TASK: Write out every record below exactly as it appears.

[Stored dataset items]
════════
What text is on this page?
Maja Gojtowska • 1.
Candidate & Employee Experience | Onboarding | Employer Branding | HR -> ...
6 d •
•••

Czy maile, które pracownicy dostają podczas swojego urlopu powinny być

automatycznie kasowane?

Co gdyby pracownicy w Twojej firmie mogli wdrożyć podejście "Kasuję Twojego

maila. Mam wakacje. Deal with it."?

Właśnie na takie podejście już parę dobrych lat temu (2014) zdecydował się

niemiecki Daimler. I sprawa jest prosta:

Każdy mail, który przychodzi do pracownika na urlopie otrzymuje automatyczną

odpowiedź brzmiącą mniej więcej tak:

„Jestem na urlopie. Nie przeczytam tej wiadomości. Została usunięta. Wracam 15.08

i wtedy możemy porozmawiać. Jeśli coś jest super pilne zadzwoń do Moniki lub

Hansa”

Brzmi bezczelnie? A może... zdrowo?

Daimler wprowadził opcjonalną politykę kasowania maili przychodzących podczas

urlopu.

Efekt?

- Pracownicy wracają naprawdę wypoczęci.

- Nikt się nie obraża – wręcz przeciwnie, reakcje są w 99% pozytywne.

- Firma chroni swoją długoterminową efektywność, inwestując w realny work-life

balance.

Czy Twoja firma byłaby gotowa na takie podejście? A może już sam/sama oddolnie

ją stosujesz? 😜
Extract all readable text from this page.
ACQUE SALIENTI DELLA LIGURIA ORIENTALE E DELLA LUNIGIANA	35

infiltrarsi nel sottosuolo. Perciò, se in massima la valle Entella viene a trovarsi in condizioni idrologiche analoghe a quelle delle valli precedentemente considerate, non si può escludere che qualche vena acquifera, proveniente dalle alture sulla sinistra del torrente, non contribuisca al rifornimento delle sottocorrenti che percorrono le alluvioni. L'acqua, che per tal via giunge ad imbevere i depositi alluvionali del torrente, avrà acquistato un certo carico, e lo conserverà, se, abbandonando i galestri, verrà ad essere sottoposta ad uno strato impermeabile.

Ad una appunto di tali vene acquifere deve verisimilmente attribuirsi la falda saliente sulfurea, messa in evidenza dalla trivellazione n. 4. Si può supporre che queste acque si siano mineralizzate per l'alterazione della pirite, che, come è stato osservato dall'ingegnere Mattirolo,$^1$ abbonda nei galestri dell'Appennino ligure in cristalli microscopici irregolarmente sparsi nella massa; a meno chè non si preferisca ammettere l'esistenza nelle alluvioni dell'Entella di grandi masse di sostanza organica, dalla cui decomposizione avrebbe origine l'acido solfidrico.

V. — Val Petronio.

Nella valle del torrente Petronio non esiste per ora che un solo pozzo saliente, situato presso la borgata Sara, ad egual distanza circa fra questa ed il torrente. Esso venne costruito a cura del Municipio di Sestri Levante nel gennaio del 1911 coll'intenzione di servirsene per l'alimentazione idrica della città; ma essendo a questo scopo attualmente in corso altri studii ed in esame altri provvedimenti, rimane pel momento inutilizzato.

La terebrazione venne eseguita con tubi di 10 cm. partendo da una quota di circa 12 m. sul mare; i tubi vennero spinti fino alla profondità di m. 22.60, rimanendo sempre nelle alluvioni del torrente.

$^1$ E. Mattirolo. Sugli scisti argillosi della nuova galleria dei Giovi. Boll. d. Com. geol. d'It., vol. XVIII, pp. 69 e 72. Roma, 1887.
════════
THE COMPLETED TASK:
What text is on this page?
Maja Gojtowska • 1.
Candidate & Employee Experience | Onboarding | Employer Branding | HR -> ...
6 d •
•••

Czy maile, które pracownicy dostają podczas swojego urlopu powinny być

automatycznie kasowane?

Co gdyby pracownicy w Twojej firmie mogli wdrożyć podejście "Kasuję Twojego

maila. Mam wakacje. Deal with it."?

Właśnie na takie podejście już parę dobrych lat temu (2014) zdecydował się

niemiecki Daimler. I sprawa jest prosta:

Każdy mail, który przychodzi do pracownika na urlopie otrzymuje automatyczną

odpowiedź brzmiącą mniej więcej tak:

„Jestem na urlopie. Nie przeczytam tej wiadomości. Została usunięta. Wracam 15.08

i wtedy możemy porozmawiać. Jeśli coś jest super pilne zadzwoń do Moniki lub

Hansa”

Brzmi bezczelnie? A może... zdrowo?

Daimler wprowadził opcjonalną politykę kasowania maili przychodzących podczas

urlopu.

Efekt?

- Pracownicy wracają naprawdę wypoczęci.

- Nikt się nie obraża – wręcz przeciwnie, reakcje są w 99% pozytywne.

- Firma chroni swoją długoterminową efektywność, inwestując w realny work-life

balance.

Czy Twoja firma byłaby gotowa na takie podejście? A może już sam/sama oddolnie

ją stosujesz? 😜
Extract all readable text from this page.
ACQUE SALIENTI DELLA LIGURIA ORIENTALE E DELLA LUNIGIANA	35

infiltrarsi nel sottosuolo. Perciò, se in massima la valle Entella viene a trovarsi in condizioni idrologiche analoghe a quelle delle valli precedentemente considerate, non si può escludere che qualche vena acquifera, proveniente dalle alture sulla sinistra del torrente, non contribuisca al rifornimento delle sottocorrenti che percorrono le alluvioni. L'acqua, che per tal via giunge ad imbevere i depositi alluvionali del torrente, avrà acquistato un certo carico, e lo conserverà, se, abbandonando i galestri, verrà ad essere sottoposta ad uno strato impermeabile.

Ad una appunto di tali vene acquifere deve verisimilmente attribuirsi la falda saliente sulfurea, messa in evidenza dalla trivellazione n. 4. Si può supporre che queste acque si siano mineralizzate per l'alterazione della pirite, che, come è stato osservato dall'ingegnere Mattirolo,$^1$ abbonda nei galestri dell'Appennino ligure in cristalli microscopici irregolarmente sparsi nella massa; a meno chè non si preferisca ammettere l'esistenza nelle alluvioni dell'Entella di grandi masse di sostanza organica, dalla cui decomposizione avrebbe origine l'acido solfidrico.

V. — Val Petronio.

Nella valle del torrente Petronio non esiste per ora che un solo pozzo saliente, situato presso la borgata Sara, ad egual distanza circa fra questa ed il torrente. Esso venne costruito a cura del Municipio di Sestri Levante nel gennaio del 1911 coll'intenzione di servirsene per l'alimentazione idrica della città; ma essendo a questo scopo attualmente in corso altri studii ed in esame altri provvedimenti, rimane pel momento inutilizzato.

La terebrazione venne eseguita con tubi di 10 cm. partendo da una quota di circa 12 m. sul mare; i tubi vennero spinti fino alla profondità di m. 22.60, rimanendo sempre nelle alluvioni del torrente.

$^1$ E. Mattirolo. Sugli scisti argillosi della nuova galleria dei Giovi. Boll. d. Com. geol. d'It., vol. XVIII, pp. 69 e 72. Roma, 1887.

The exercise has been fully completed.